* [Written task]
Where a line contains the string "Periodic", copy that line.

━━━

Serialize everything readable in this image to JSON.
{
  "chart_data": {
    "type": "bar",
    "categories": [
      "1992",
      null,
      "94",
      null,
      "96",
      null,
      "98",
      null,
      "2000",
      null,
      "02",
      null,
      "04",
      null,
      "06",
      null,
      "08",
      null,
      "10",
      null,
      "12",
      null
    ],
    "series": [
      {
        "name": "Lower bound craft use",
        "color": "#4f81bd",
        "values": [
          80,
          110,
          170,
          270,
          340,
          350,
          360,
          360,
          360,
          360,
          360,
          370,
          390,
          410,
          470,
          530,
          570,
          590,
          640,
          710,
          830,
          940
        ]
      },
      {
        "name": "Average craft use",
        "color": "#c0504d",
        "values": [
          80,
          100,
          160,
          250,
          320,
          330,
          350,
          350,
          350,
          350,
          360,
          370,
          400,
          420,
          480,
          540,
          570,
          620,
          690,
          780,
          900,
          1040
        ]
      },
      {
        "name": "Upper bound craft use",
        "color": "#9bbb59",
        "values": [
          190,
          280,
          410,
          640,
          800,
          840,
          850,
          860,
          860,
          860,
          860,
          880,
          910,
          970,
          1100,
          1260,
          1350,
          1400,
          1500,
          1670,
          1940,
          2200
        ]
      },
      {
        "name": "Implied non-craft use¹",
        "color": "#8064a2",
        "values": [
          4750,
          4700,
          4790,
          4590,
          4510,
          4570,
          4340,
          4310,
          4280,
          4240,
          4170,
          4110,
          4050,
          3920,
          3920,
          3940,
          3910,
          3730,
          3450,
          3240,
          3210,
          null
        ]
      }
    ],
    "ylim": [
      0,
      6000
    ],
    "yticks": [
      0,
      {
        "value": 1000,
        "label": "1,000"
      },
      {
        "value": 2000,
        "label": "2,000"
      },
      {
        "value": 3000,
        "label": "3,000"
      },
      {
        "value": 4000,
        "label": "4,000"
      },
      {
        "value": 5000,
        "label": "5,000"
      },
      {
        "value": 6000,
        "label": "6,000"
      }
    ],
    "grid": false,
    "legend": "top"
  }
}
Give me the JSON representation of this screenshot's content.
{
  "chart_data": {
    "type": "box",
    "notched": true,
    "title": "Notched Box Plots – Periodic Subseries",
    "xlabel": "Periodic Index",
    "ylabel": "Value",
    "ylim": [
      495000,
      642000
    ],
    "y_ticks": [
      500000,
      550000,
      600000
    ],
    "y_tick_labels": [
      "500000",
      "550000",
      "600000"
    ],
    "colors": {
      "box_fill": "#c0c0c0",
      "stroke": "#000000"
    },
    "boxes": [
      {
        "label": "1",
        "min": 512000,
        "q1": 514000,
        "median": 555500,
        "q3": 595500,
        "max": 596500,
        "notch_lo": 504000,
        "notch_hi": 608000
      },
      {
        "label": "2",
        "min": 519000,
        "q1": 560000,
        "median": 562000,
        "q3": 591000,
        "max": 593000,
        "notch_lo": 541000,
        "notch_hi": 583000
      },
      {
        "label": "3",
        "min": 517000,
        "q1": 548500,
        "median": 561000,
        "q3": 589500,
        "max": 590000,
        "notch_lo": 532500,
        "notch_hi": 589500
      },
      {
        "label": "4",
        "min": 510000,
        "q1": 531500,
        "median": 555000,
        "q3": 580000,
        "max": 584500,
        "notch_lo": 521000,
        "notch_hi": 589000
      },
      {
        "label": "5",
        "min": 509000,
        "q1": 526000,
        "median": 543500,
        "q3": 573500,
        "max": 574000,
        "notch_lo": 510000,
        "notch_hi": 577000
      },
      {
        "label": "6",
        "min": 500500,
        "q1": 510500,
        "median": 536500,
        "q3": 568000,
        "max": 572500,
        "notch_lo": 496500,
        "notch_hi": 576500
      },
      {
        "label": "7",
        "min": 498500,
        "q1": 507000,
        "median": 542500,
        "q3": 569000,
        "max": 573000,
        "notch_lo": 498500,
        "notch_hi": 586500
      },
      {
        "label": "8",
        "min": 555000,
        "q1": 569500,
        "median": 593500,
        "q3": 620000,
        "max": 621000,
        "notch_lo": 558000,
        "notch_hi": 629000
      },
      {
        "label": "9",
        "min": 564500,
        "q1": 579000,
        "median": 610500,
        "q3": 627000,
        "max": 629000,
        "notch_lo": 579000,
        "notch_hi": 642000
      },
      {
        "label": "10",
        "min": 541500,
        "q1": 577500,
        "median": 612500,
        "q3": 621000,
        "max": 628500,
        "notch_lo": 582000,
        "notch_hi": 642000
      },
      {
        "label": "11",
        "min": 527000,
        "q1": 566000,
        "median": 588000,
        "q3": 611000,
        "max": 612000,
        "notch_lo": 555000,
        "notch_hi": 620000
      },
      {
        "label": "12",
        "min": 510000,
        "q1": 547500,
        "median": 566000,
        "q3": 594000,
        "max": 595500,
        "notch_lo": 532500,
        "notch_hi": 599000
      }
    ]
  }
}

━━━

* [Task solution]
    "title": "Notched Box Plots – Periodic Subseries",
    "xlabel": "Periodic Index",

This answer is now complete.